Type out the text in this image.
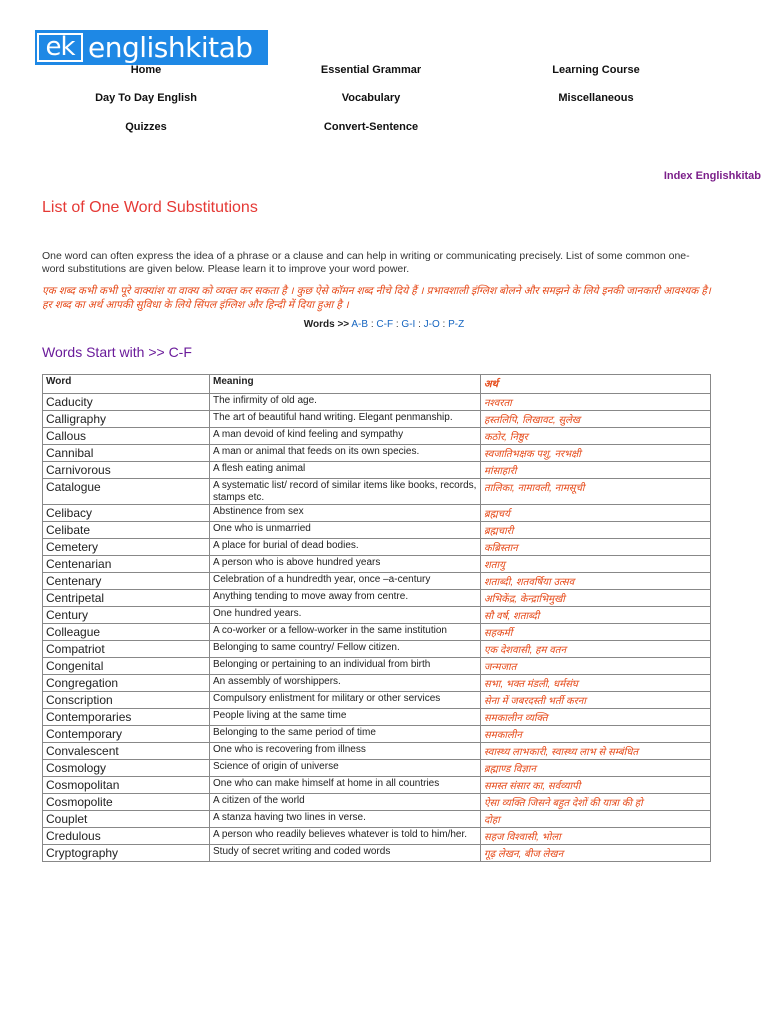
ek englishkitab
Home	Essential Grammar	Learning Course
Day To Day English	Vocabulary	Miscellaneous
Quizzes	Convert-Sentence
Index Englishkitab
List of One Word Substitutions

One word can often express the idea of a phrase or a clause and can help in writing or communicating precisely. List of some common one-word substitutions are given below. Please learn it to improve your word power.

एक शब्द कभी कभी पूरे वाक्यांश या वाक्य को व्यक्त कर सकता है । कुछ ऐसे कॉमन शब्द नीचे दिये हैं । प्रभावशाली इंग्लिश बोलने और समझने के लिये इनकी जानकारी आवश्यक है। हर शब्द का अर्थ आपकी सुविधा के लिये सिंपल इंग्लिश और हिन्दी में दिया हुआ है ।

Words >> A-B : C-F : G-I : J-O : P-Z
Words Start with >> C-F
Word	Meaning	अर्थ
Caducity	The infirmity of old age.	नश्वरता
Calligraphy	The art of beautiful hand writing. Elegant penmanship.	हस्तलिपि, लिखावट, सुलेख
Callous	A man devoid of kind feeling and sympathy	कठोर, निष्ठुर
Cannibal	A man or animal that feeds on its own species.	स्वजातिभक्षक पशु, नरभक्षी
Carnivorous	A flesh eating animal	मांसाहारी
Catalogue	A systematic list/ record of similar items like books, records, stamps etc.	तालिका, नामावली, नामसूची
Celibacy	Abstinence from sex	ब्रह्मचर्य
Celibate	One who is unmarried	ब्रह्मचारी
Cemetery	A place for burial of dead bodies.	कब्रिस्तान
Centenarian	A person who is above hundred years	शतायु
Centenary	Celebration of a hundredth year, once –a-century	शताब्दी, शतवर्षिया उत्सव
Centripetal	Anything tending to move away from centre.	अभिकेंद्र, केन्द्राभिमुखी
Century	One hundred years.	सौ वर्ष, शताब्दी
Colleague	A co-worker or a fellow-worker in the same institution	सहकर्मी
Compatriot	Belonging to same country/ Fellow citizen.	एक देशवासी, हम वतन
Congenital	Belonging or pertaining to an individual from birth	जन्मजात
Congregation	An assembly of worshippers.	सभा, भक्त मंडली, धर्मसंघ
Conscription	Compulsory enlistment for military or other services	सेना में जबरदस्ती भर्ती करना
Contemporaries	People living at the same time	समकालीन व्यक्ति
Contemporary	Belonging to the same period of time	समकालीन
Convalescent	One who is recovering from illness	स्वास्थ्य लाभकारी, स्वास्थ्य लाभ से सम्बंधित
Cosmology	Science of origin of universe	ब्रह्माण्ड विज्ञान
Cosmopolitan	One who can make himself at home in all countries	समस्त संसार का, सर्वव्यापी
Cosmopolite	A citizen of the world	ऐसा व्यक्ति जिसने बहुत देशों की यात्रा की हो
Couplet	A stanza having two lines in verse.	दोहा
Credulous	A person who readily believes whatever is told to him/her.	सहज विश्वासी, भोला
Cryptography	Study of secret writing and coded words	गूढ़ लेखन, बीज लेखन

Aim: Leave out the pictures and print each record exactly as it stands.

Task response:
Type out the text in this image.
ek englishkitab
Home	Essential Grammar	Learning Course
Day To Day English	Vocabulary	Miscellaneous
Quizzes	Convert-Sentence
Index Englishkitab
List of One Word Substitutions

One word can often express the idea of a phrase or a clause and can help in writing or communicating precisely. List of some common one-word substitutions are given below. Please learn it to improve your word power.

एक शब्द कभी कभी पूरे वाक्यांश या वाक्य को व्यक्त कर सकता है । कुछ ऐसे कॉमन शब्द नीचे दिये हैं । प्रभावशाली इंग्लिश बोलने और समझने के लिये इनकी जानकारी आवश्यक है। हर शब्द का अर्थ आपकी सुविधा के लिये सिंपल इंग्लिश और हिन्दी में दिया हुआ है ।

Words >> A-B : C-F : G-I : J-O : P-Z
Words Start with >> C-F
Word	Meaning	अर्थ
Caducity	The infirmity of old age.	नश्वरता
Calligraphy	The art of beautiful hand writing. Elegant penmanship.	हस्तलिपि, लिखावट, सुलेख
Callous	A man devoid of kind feeling and sympathy	कठोर, निष्ठुर
Cannibal	A man or animal that feeds on its own species.	स्वजातिभक्षक पशु, नरभक्षी
Carnivorous	A flesh eating animal	मांसाहारी
Catalogue	A systematic list/ record of similar items like books, records, stamps etc.	तालिका, नामावली, नामसूची
Celibacy	Abstinence from sex	ब्रह्मचर्य
Celibate	One who is unmarried	ब्रह्मचारी
Cemetery	A place for burial of dead bodies.	कब्रिस्तान
Centenarian	A person who is above hundred years	शतायु
Centenary	Celebration of a hundredth year, once –a-century	शताब्दी, शतवर्षिया उत्सव
Centripetal	Anything tending to move away from centre.	अभिकेंद्र, केन्द्राभिमुखी
Century	One hundred years.	सौ वर्ष, शताब्दी
Colleague	A co-worker or a fellow-worker in the same institution	सहकर्मी
Compatriot	Belonging to same country/ Fellow citizen.	एक देशवासी, हम वतन
Congenital	Belonging or pertaining to an individual from birth	जन्मजात
Congregation	An assembly of worshippers.	सभा, भक्त मंडली, धर्मसंघ
Conscription	Compulsory enlistment for military or other services	सेना में जबरदस्ती भर्ती करना
Contemporaries	People living at the same time	समकालीन व्यक्ति
Contemporary	Belonging to the same period of time	समकालीन
Convalescent	One who is recovering from illness	स्वास्थ्य लाभकारी, स्वास्थ्य लाभ से सम्बंधित
Cosmology	Science of origin of universe	ब्रह्माण्ड विज्ञान
Cosmopolitan	One who can make himself at home in all countries	समस्त संसार का, सर्वव्यापी
Cosmopolite	A citizen of the world	ऐसा व्यक्ति जिसने बहुत देशों की यात्रा की हो
Couplet	A stanza having two lines in verse.	दोहा
Credulous	A person who readily believes whatever is told to him/her.	सहज विश्वासी, भोला
Cryptography	Study of secret writing and coded words	गूढ़ लेखन, बीज लेखन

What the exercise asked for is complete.